Challenge. Repeat each record exactly. Any picture gets left out.

╔══

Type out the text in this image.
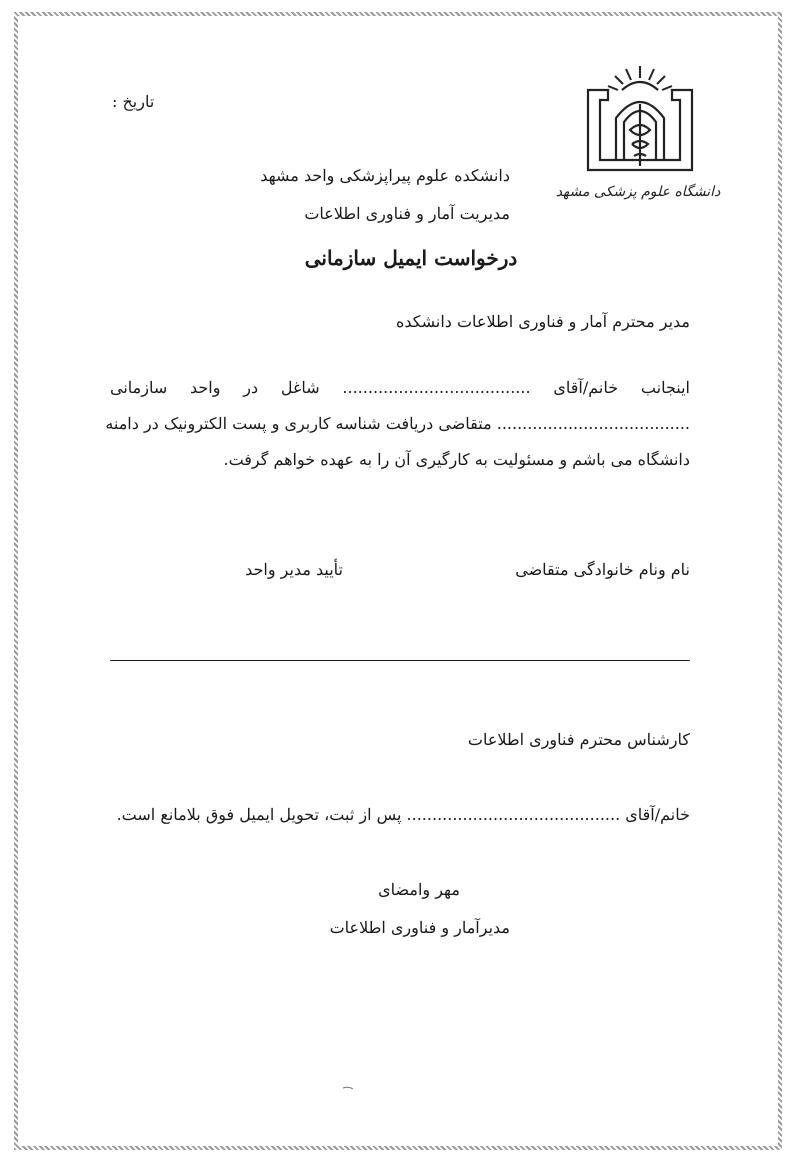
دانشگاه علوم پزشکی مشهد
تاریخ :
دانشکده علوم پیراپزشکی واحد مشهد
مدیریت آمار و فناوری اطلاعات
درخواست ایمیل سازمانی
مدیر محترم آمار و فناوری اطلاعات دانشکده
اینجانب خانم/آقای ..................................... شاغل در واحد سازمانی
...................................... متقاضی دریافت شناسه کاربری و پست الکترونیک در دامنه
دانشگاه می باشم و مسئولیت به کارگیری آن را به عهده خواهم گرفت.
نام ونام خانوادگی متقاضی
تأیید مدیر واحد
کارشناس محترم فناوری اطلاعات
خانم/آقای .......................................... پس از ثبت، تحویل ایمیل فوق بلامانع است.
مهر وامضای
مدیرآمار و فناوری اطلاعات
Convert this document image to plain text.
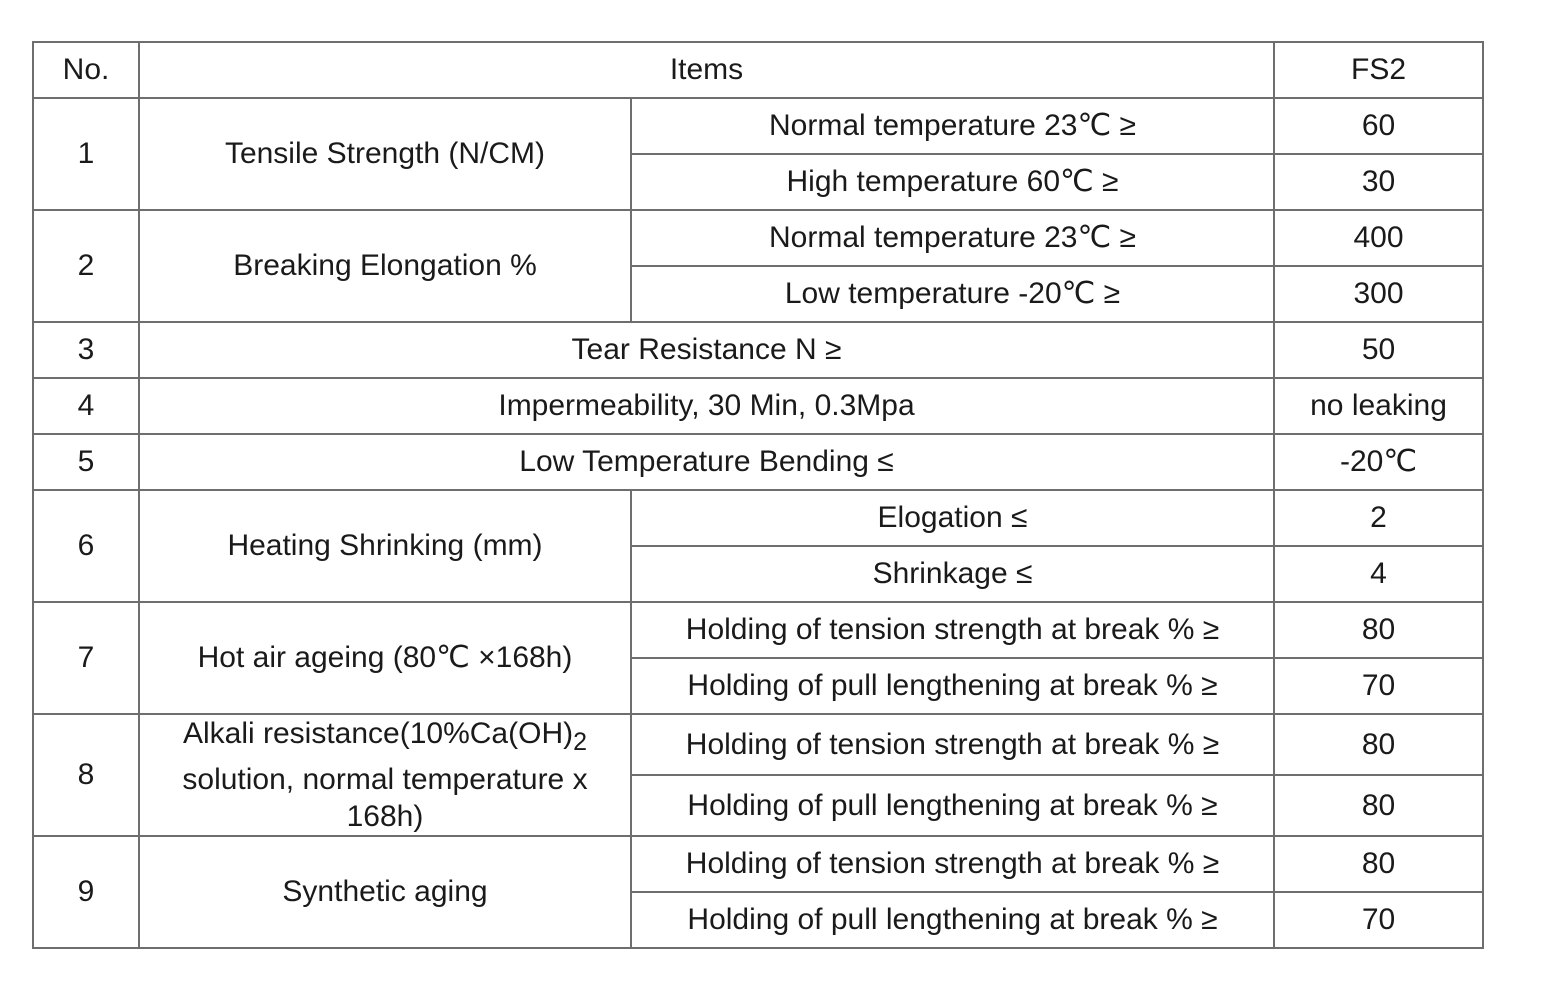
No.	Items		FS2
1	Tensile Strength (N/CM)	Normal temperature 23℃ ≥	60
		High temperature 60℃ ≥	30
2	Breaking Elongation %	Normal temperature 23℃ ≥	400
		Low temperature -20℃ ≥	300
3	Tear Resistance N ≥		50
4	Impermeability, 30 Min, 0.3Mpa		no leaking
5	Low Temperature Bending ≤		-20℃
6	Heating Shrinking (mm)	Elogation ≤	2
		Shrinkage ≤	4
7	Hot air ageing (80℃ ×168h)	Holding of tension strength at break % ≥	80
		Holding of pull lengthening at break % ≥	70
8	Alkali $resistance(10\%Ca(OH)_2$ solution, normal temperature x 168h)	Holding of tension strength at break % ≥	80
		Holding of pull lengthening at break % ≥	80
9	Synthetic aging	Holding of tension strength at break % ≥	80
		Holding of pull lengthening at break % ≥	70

╚══

Solution.
Type out the text in this image.
دانشگاه علوم پزشکی مشهد
تاریخ :
دانشکده علوم پیراپزشکی واحد مشهد
مدیریت آمار و فناوری اطلاعات
درخواست ایمیل سازمانی
مدیر محترم آمار و فناوری اطلاعات دانشکده
اینجانب خانم/آقای ..................................... شاغل در واحد سازمانی
...................................... متقاضی دریافت شناسه کاربری و پست الکترونیک در دامنه
دانشگاه می باشم و مسئولیت به کارگیری آن را به عهده خواهم گرفت.
نام ونام خانوادگی متقاضی
تأیید مدیر واحد
کارشناس محترم فناوری اطلاعات
خانم/آقای .......................................... پس از ثبت، تحویل ایمیل فوق بلامانع است.
مهر وامضای
مدیرآمار و فناوری اطلاعات
Convert this document image to plain text.
No.	Items		FS2
1	Tensile Strength (N/CM)	Normal temperature 23℃ ≥	60
		High temperature 60℃ ≥	30
2	Breaking Elongation %	Normal temperature 23℃ ≥	400
		Low temperature -20℃ ≥	300
3	Tear Resistance N ≥		50
4	Impermeability, 30 Min, 0.3Mpa		no leaking
5	Low Temperature Bending ≤		-20℃
6	Heating Shrinking (mm)	Elogation ≤	2
		Shrinkage ≤	4
7	Hot air ageing (80℃ ×168h)	Holding of tension strength at break % ≥	80
		Holding of pull lengthening at break % ≥	70
8	Alkali $resistance(10\%Ca(OH)_2$ solution, normal temperature x 168h)	Holding of tension strength at break % ≥	80
		Holding of pull lengthening at break % ≥	80
9	Synthetic aging	Holding of tension strength at break % ≥	80
		Holding of pull lengthening at break % ≥	70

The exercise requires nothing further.